# Stated task
Select, from the material below, each line with "reached" in it.

[Records from a dataset]
☆ ☆ ☆ ☆ ☆
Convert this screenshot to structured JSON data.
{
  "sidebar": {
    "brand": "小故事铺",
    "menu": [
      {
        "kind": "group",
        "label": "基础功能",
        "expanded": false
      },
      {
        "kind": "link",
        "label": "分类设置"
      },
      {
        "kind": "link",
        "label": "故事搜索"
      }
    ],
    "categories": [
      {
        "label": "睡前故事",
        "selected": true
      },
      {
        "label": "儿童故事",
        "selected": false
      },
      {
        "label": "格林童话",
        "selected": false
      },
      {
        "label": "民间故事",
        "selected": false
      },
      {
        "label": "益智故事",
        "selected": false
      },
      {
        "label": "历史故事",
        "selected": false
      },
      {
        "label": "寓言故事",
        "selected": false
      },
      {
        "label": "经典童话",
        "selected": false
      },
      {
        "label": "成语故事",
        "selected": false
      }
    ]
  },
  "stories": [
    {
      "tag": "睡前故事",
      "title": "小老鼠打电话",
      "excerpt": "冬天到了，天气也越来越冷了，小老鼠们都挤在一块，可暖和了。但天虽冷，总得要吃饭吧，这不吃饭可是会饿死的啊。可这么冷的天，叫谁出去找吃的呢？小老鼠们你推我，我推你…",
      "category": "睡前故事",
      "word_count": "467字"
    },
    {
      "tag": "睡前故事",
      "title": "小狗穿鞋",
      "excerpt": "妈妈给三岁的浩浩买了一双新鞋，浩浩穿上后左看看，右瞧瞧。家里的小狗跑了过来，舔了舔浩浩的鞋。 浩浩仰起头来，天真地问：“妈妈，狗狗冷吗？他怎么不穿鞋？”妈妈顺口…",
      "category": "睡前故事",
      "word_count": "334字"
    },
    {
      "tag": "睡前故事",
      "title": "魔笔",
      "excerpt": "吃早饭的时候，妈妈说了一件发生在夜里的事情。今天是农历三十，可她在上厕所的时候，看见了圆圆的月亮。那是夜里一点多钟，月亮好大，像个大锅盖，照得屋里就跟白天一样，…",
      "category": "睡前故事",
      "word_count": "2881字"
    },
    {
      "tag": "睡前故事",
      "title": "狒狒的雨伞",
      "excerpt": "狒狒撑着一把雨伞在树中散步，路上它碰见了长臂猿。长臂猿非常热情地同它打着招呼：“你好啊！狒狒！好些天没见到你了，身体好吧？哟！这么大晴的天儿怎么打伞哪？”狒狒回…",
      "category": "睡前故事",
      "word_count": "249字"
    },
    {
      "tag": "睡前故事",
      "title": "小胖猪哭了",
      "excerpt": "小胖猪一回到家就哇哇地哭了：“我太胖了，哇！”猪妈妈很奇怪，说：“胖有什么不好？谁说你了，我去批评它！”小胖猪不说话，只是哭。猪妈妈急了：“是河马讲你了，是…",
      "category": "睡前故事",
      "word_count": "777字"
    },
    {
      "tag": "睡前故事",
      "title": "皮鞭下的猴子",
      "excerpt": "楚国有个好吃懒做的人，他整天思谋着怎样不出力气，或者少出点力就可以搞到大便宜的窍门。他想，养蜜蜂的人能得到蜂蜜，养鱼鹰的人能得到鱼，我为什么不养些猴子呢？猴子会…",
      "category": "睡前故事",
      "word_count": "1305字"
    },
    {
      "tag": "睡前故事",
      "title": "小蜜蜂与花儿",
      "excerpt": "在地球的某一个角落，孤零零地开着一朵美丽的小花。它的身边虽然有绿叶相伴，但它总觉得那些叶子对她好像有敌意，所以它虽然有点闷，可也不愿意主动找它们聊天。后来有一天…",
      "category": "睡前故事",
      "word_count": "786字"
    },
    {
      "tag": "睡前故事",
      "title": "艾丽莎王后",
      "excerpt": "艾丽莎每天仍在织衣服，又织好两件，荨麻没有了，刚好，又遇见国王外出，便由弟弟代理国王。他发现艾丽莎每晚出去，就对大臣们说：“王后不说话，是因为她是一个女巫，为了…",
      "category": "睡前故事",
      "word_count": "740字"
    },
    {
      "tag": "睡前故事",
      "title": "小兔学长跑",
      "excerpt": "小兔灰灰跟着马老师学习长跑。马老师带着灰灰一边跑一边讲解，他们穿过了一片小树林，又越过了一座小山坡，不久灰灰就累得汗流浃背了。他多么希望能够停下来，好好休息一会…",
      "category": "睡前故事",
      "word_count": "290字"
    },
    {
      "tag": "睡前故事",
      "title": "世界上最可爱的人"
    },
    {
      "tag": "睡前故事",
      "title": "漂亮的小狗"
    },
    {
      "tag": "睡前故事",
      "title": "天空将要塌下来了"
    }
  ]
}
☆ ☆ ☆ ☆ ☆
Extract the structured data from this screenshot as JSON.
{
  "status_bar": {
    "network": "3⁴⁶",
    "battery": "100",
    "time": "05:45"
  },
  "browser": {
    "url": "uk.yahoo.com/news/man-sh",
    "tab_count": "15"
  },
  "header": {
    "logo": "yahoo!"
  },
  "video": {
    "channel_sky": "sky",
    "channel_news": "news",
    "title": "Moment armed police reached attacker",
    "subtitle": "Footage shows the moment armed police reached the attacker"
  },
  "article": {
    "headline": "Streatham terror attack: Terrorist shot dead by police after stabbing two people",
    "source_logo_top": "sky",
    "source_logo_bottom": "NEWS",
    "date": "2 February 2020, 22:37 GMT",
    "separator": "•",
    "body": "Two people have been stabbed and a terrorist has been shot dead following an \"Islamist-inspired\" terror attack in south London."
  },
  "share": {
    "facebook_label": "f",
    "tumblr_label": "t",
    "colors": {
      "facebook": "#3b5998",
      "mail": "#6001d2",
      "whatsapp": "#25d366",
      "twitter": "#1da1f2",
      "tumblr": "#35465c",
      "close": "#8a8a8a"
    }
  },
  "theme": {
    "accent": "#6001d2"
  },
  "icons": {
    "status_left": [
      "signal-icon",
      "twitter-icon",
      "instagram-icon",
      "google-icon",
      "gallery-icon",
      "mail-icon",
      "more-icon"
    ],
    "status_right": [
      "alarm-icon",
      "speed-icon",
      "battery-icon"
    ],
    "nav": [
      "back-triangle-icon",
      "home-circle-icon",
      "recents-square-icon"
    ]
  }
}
☆ ☆ ☆ ☆ ☆
# Solved problem
    "title": "Moment armed police reached attacker",
    "subtitle": "Footage shows the moment armed police reached the attacker"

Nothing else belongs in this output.